Trying to decipher the myriad plot twists of Safe is a lot like attempting to eat your own head: You won’t be able to do it, and passersby will point and laugh if you try. The new movie is the latest entry into the Jason-Statham-attacking-everything-that-moves subgenre. But unlike most of the other brainless fare to which the actor has lent his considerable thew, this film seems hell-bent on pummeling the audience with confusion.

The premise of Safe is, on its surface, straight and clean: Statham stars as Luke Wright, an ex-NYPD superstar who, on a whim, rescues a precocious 12-year-old Chinese girl he’s never met before. Since the child is being chased by Russian mobsters, Triad gangsters, and crooked cops through the mean streets of Brooklyn, Wright’s act of spontaneous altruism commences a citywide mad-dash of headshots and roundhouse kicks. The stage appears set for a by-the-numbers, harmless thriller in which we get to sit back and watch Jason Statham kick the shit out of nameless, unsympathetic henchmen.

If only writer-director Boaz Yakin had been content to stick with the formula. Instead, the film devolves into a needlessly complicated and bizarrely recounted story that ties together organized crime, New York politics, the War on Terror, human trafficking, and covert extrajudicial hit-jobs into one long stretch of garbled dialogue. By the time the credits roll, it’s exceedingly difficult to remember who blackmailed whom, which criminals were in bed with which government officials, and who exacted revenge upon whom. What it all boils down to is that greedy CIA agents control everything in New York City, from the elite police squads to the mayor’s mansion.

Out of his bungled script, Boaz Yakin did manage to set one new standard: He created the shallowest, sloppiest, most incoherent critique of American power that has ever emerged from Statham-based cinema. The final product looks something like what you’d get if you merged The Trials of Henry Kissinger with Tony Scott’s Domino.

**Required work:** Please rewrite the review of Safe from "If only writer-director" to "the mayor’s mansion.", changing "garbled" to "muddled". The items below are drawn from an unrelated source.

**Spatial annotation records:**
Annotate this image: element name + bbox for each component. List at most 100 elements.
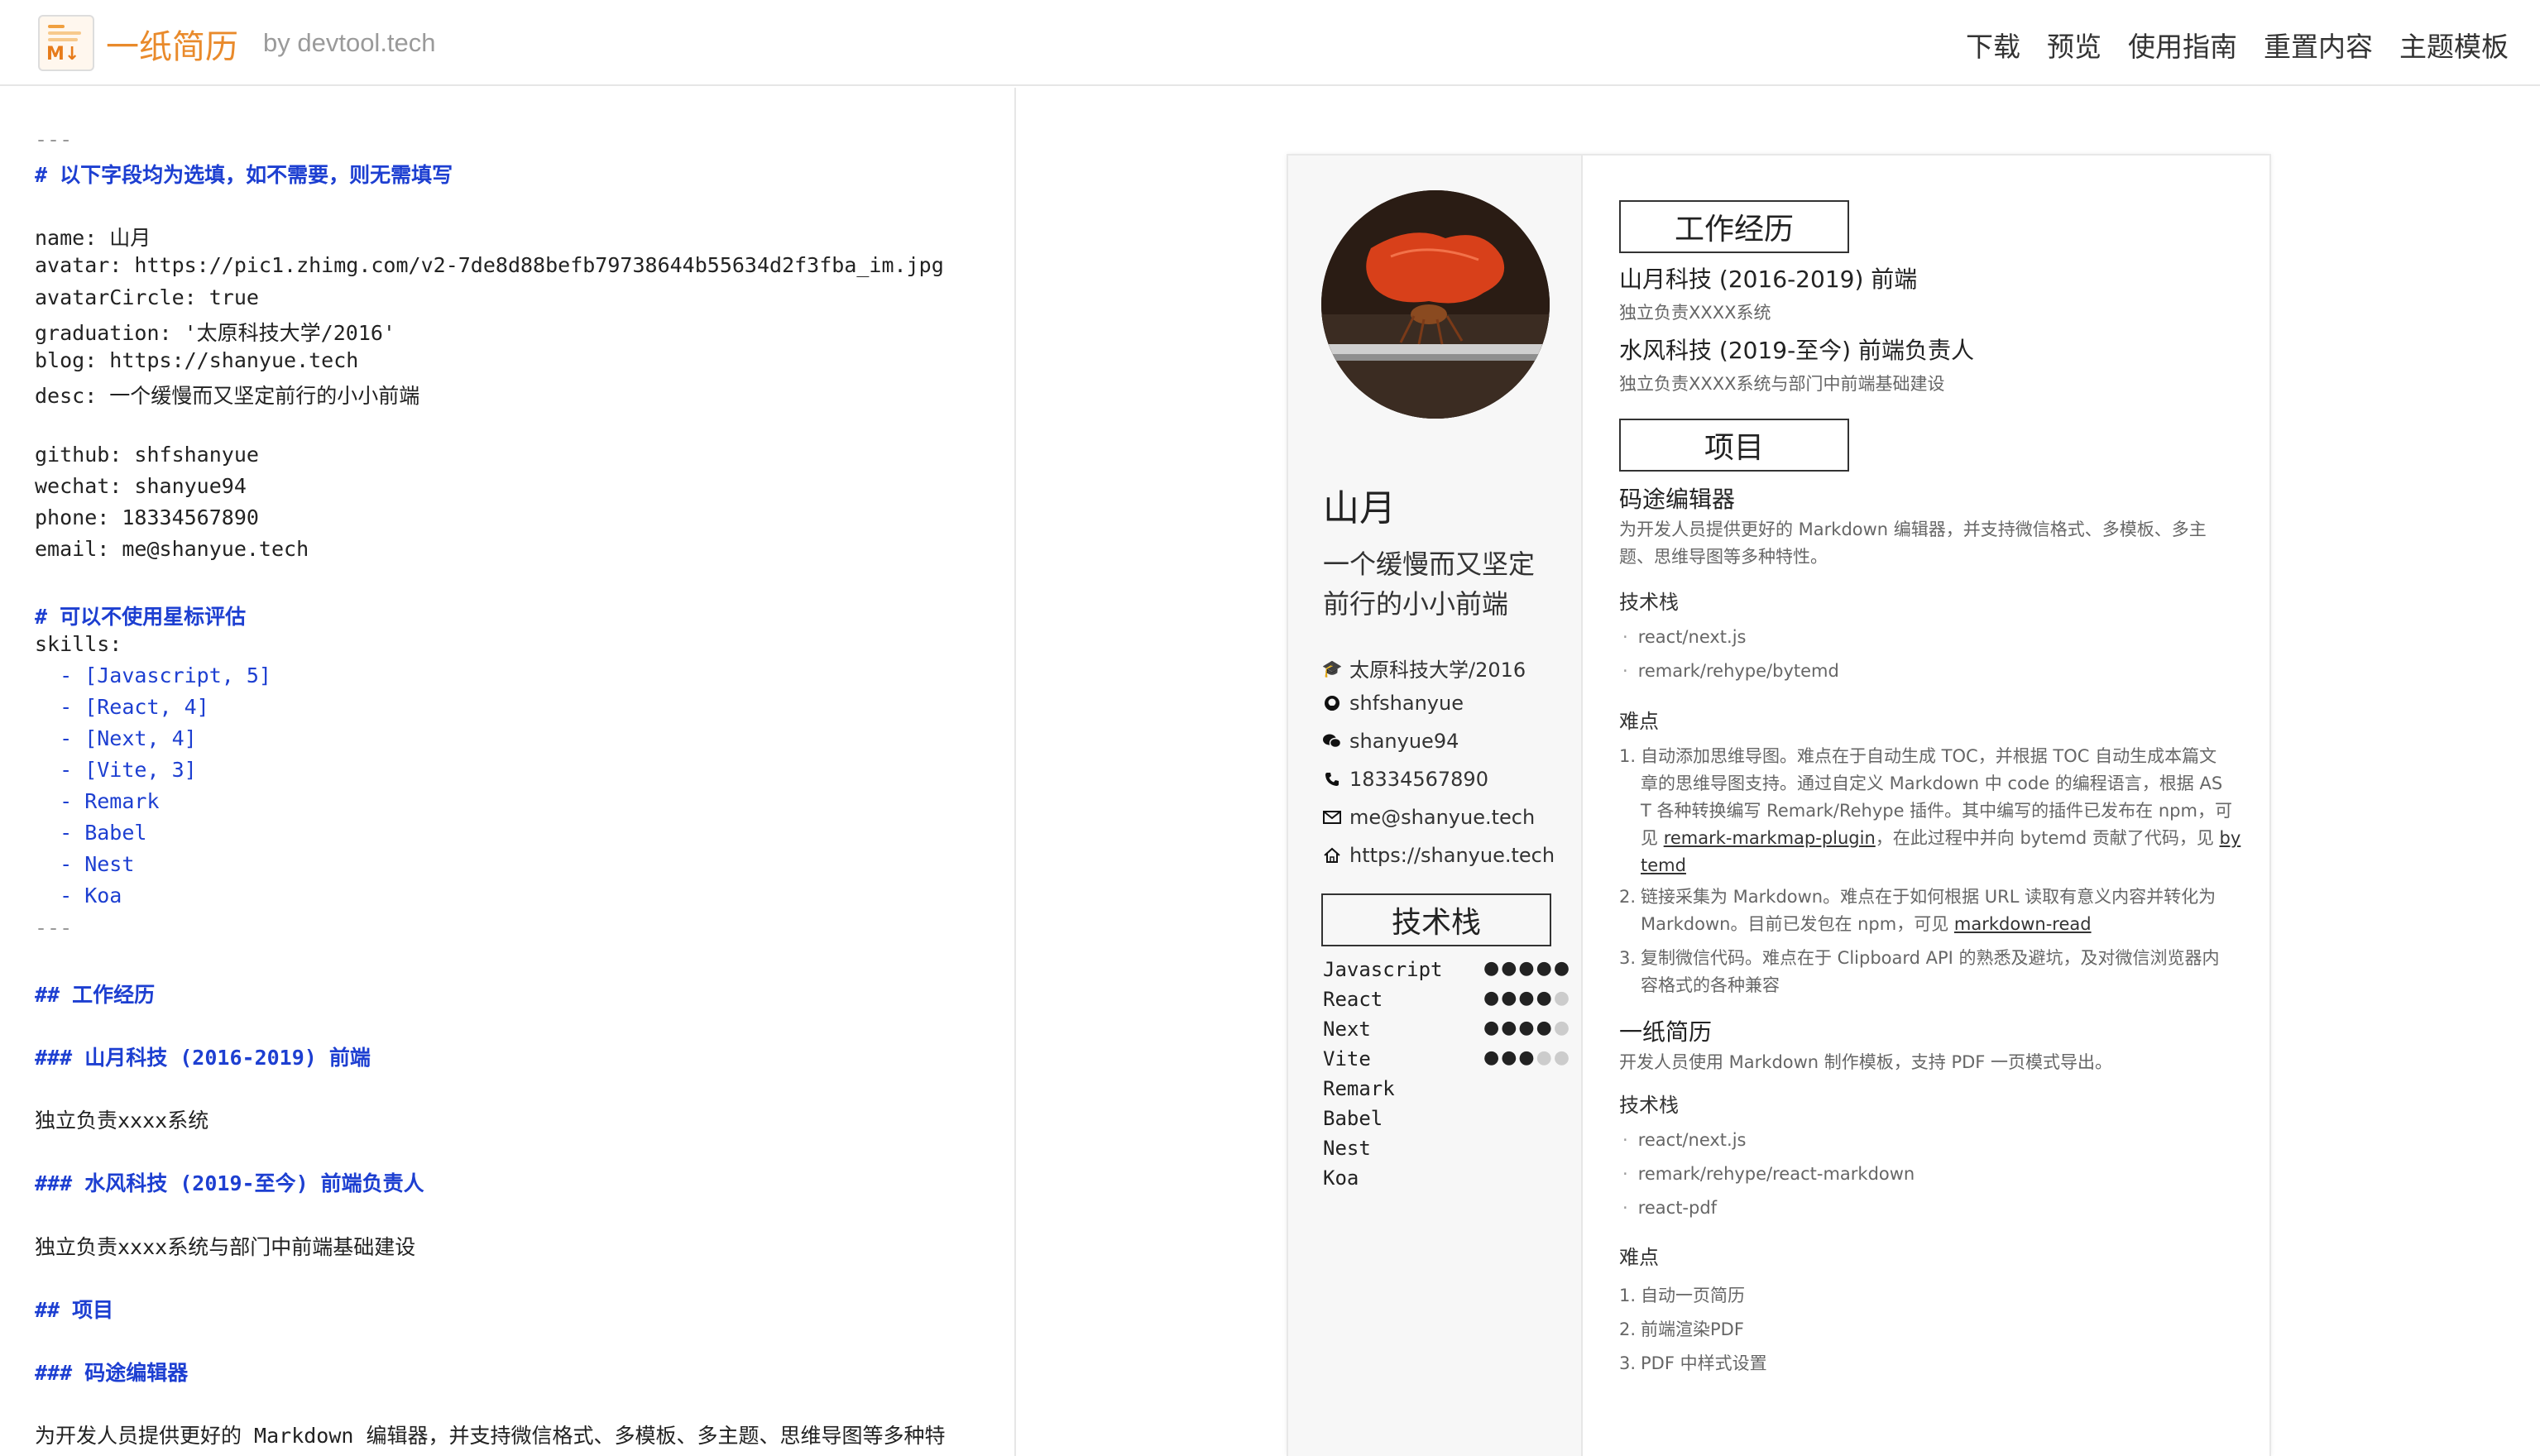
rating-dot: ● — [1536, 958, 1554, 979]
markdown-editor[interactable]: --- # 以下字段均为选填，如不需要，则无需填写 name: 山月 avatar: … — [0, 88, 1016, 1456]
wechat-icon — [1323, 732, 1341, 750]
editor-line[interactable]: desc: 一个缓慢而又坚定前行的小小前端 — [35, 380, 419, 410]
editor-line[interactable]: 独立负责xxxx系统与部门中前端基础建设 — [35, 1231, 415, 1261]
skill-name: Koa — [1323, 1166, 1359, 1190]
stack-item: remark/rehype/bytemd — [1622, 661, 1839, 681]
skill-name: Nest — [1323, 1137, 1371, 1160]
github-icon — [1323, 694, 1341, 712]
editor-line[interactable]: - Koa — [35, 884, 122, 908]
contact-graduation: 🎓 太原科技大学/2016 — [1322, 654, 1526, 682]
nav-download[interactable]: 下载 — [1966, 25, 2020, 65]
contact-email[interactable]: me@shanyue.tech — [1323, 806, 1535, 829]
link-markdown-read[interactable]: markdown-read — [1954, 914, 2092, 934]
rating-dot: ● — [1483, 958, 1502, 979]
editor-line[interactable]: github: shfshanyue — [35, 443, 259, 467]
rating-dot: ● — [1501, 1018, 1519, 1038]
contact-text: shfshanyue — [1349, 692, 1464, 715]
editor-line[interactable]: ## 项目 — [35, 1294, 113, 1324]
rating-dot: ● — [1553, 958, 1572, 979]
nav-guide[interactable]: 使用指南 — [2128, 25, 2237, 65]
job-title: 山月科技 (2016-2019) 前端 — [1619, 266, 1918, 293]
editor-line[interactable]: - [React, 4] — [35, 695, 209, 719]
project-section-title: 项目 — [1619, 419, 1849, 472]
editor-line[interactable]: - [Vite, 3] — [35, 758, 197, 782]
difficulty-item: 2. 链接采集为 Markdown。难点在于如何根据 URL 读取有意义内容并转化… — [1619, 887, 2217, 934]
editor-line[interactable]: --- — [35, 916, 72, 940]
rating-dot: ● — [1536, 1047, 1554, 1068]
editor-line[interactable]: - Babel — [35, 821, 146, 845]
rating-dot: ● — [1553, 1018, 1572, 1038]
contact-phone[interactable]: 18334567890 — [1323, 768, 1488, 791]
skill-name: React — [1323, 988, 1383, 1011]
contact-text: shanyue94 — [1349, 730, 1459, 753]
link-bytemd[interactable]: temd — [1641, 855, 1686, 875]
project-title: 码途编辑器 — [1619, 486, 1736, 513]
stack-label: 技术栈 — [1619, 1094, 1679, 1117]
skill-rating: ●●●●● — [1483, 1047, 1571, 1068]
editor-line[interactable]: email: me@shanyue.tech — [35, 537, 309, 561]
editor-line[interactable]: # 可以不使用星标评估 — [35, 601, 246, 630]
skill-name: Remark — [1323, 1077, 1395, 1100]
difficulty-item: 2. 前端渲染PDF — [1619, 1320, 1744, 1339]
contact-blog[interactable]: https://shanyue.tech — [1323, 844, 1555, 867]
editor-line[interactable]: skills: — [35, 632, 122, 656]
rating-dot: ● — [1483, 1018, 1502, 1038]
nav-reset[interactable]: 重置内容 — [2264, 25, 2373, 65]
resume-name: 山月 — [1323, 487, 1396, 529]
rating-dot: ● — [1553, 988, 1572, 1008]
skill-name: Javascript — [1323, 958, 1443, 981]
rating-dot: ● — [1501, 988, 1519, 1008]
project-desc: 为开发人员提供更好的 Markdown 编辑器，并支持微信格式、多模板、多主 — [1619, 520, 2207, 539]
editor-line[interactable]: ### 码途编辑器 — [35, 1357, 188, 1387]
editor-line[interactable]: ## 工作经历 — [35, 979, 155, 1008]
skills-section-title: 技术栈 — [1321, 893, 1551, 946]
editor-line[interactable]: 为开发人员提供更好的 Markdown 编辑器，并支持微信格式、多模板、多主题、… — [35, 1420, 946, 1449]
editor-line[interactable]: avatar: https://pic1.zhimg.com/v2-7de8d8… — [35, 253, 944, 277]
app-subtitle[interactable]: by devtool.tech — [263, 28, 436, 58]
difficulty-label: 难点 — [1619, 710, 1659, 733]
editor-line[interactable]: - Remark — [35, 789, 159, 813]
difficulty-item: 1. 自动一页简历 — [1619, 1286, 1745, 1305]
rating-dot: ● — [1501, 1047, 1519, 1068]
skill-name: Vite — [1323, 1047, 1371, 1070]
editor-line[interactable]: phone: 18334567890 — [35, 505, 259, 529]
editor-line[interactable]: - Nest — [35, 852, 134, 876]
app-title[interactable]: 一纸简历 — [106, 20, 238, 68]
top-nav: 下载 预览 使用指南 重置内容 主题模板 — [1966, 25, 2509, 65]
skill-name: Babel — [1323, 1107, 1383, 1130]
contact-text: me@shanyue.tech — [1349, 806, 1536, 829]
resume-preview: 山月 一个缓慢而又坚定前行的小小前端 🎓 太原科技大学/2016 shfshan… — [1287, 154, 2271, 1456]
stack-item: remark/rehype/react-markdown — [1622, 1164, 1915, 1184]
editor-line[interactable]: graduation: '太原科技大学/2016' — [35, 317, 395, 347]
editor-line[interactable]: blog: https://shanyue.tech — [35, 348, 358, 372]
stack-item: react/next.js — [1622, 1130, 1747, 1150]
editor-line[interactable]: # 以下字段均为选填，如不需要，则无需填写 — [35, 159, 453, 189]
editor-line[interactable]: 性。 — [35, 1451, 76, 1456]
editor-line[interactable]: - [Next, 4] — [35, 726, 197, 750]
app-logo-icon[interactable]: M↓ — [38, 15, 94, 71]
editor-line[interactable]: --- — [35, 127, 72, 151]
nav-preview[interactable]: 预览 — [2047, 25, 2101, 65]
editor-line[interactable]: avatarCircle: true — [35, 285, 259, 309]
rating-dot: ● — [1483, 1047, 1502, 1068]
stack-label: 技术栈 — [1619, 591, 1679, 614]
job-title: 水风科技 (2019-至今) 前端负责人 — [1619, 337, 1975, 364]
editor-line[interactable]: - [Javascript, 5] — [35, 663, 271, 687]
nav-themes[interactable]: 主题模板 — [2399, 25, 2509, 65]
link-remark-markmap[interactable]: remark-markmap-plugin — [1664, 828, 1876, 848]
contact-wechat: shanyue94 — [1323, 730, 1459, 753]
project-desc: 题、思维导图等多种特性。 — [1619, 547, 1828, 567]
avatar — [1321, 190, 1550, 419]
editor-line[interactable]: name: 山月 — [35, 222, 151, 251]
stack-item: react-pdf — [1622, 1198, 1717, 1218]
rating-dot: ● — [1553, 1047, 1572, 1068]
editor-line[interactable]: ### 山月科技 (2016-2019) 前端 — [35, 1042, 371, 1071]
editor-line[interactable]: wechat: shanyue94 — [35, 474, 247, 498]
editor-line[interactable]: 独立负责xxxx系统 — [35, 1104, 208, 1134]
rating-dot: ● — [1536, 988, 1554, 1008]
editor-line[interactable]: ### 水风科技 (2019-至今) 前端负责人 — [35, 1167, 424, 1197]
link-bytemd[interactable]: by — [2220, 828, 2241, 848]
contact-text: https://shanyue.tech — [1349, 844, 1555, 867]
contact-github[interactable]: shfshanyue — [1323, 692, 1464, 715]
skill-rating: ●●●●● — [1483, 988, 1571, 1008]
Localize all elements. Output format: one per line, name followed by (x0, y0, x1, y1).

**Worked answer:**
If only writer-director Boaz Yakin had been content to stick with the formula. Instead, the film devolves into a needlessly complicated and bizarrely recounted story that ties together organized crime, New York politics, the War on Terror, human trafficking, and covert extrajudicial hit-jobs into one long stretch of muddled dialogue. By the time the credits roll, it’s exceedingly difficult to remember who blackmailed whom, which criminals were in bed with which government officials, and who exacted revenge upon whom. What it all boils down to is that greedy CIA agents control everything in New York City, from the elite police squads to the mayor’s mansion.